Written problem:
Scan the data for "this" and copy the lines it appears in.

Supplied material:
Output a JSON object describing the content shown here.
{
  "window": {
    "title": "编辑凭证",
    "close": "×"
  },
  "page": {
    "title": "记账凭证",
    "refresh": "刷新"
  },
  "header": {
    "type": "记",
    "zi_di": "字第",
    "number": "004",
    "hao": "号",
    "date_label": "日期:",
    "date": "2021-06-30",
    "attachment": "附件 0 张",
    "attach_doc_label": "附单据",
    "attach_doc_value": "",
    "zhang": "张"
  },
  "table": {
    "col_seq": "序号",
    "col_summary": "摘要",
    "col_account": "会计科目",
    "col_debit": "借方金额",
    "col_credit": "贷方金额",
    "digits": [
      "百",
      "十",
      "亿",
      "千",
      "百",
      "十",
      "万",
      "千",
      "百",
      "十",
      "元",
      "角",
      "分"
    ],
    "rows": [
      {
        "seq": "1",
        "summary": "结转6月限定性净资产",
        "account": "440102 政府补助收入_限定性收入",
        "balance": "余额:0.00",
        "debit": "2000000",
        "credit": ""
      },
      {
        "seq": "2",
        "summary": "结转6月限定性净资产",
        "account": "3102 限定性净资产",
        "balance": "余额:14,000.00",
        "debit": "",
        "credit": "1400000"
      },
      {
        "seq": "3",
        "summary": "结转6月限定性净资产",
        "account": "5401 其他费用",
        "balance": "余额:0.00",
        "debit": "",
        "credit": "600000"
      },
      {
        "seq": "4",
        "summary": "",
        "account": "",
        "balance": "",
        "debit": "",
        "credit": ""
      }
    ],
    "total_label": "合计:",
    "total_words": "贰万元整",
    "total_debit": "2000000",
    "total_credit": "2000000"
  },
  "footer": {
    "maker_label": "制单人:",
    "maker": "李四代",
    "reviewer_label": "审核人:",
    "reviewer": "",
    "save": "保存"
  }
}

...

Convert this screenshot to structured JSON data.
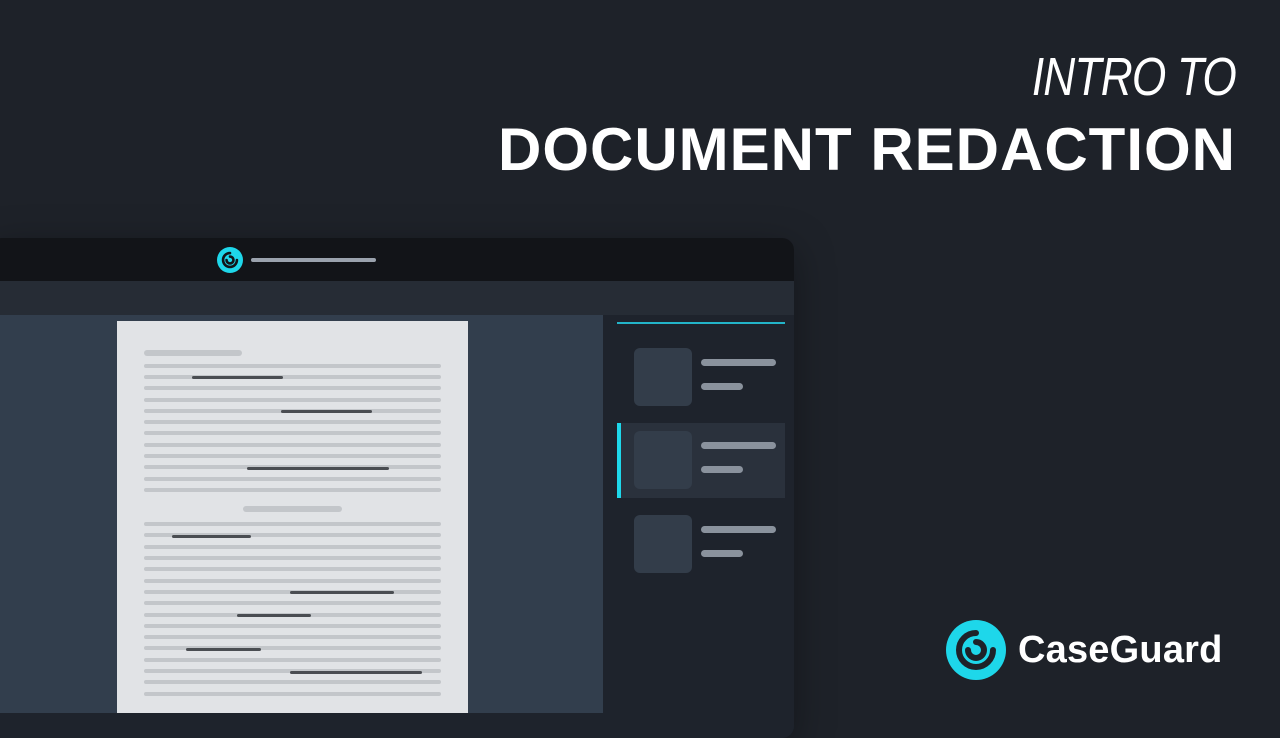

---

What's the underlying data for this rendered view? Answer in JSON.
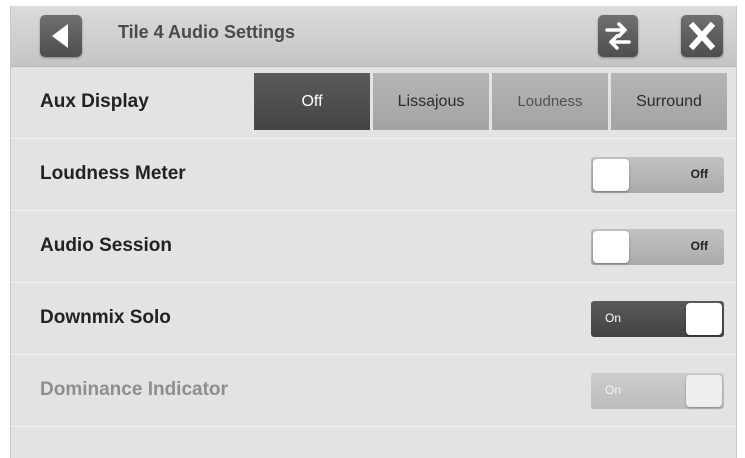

Exercise output:
Convert this screenshot to structured JSON data.
What's the underlying data for this rendered view? Answer in JSON.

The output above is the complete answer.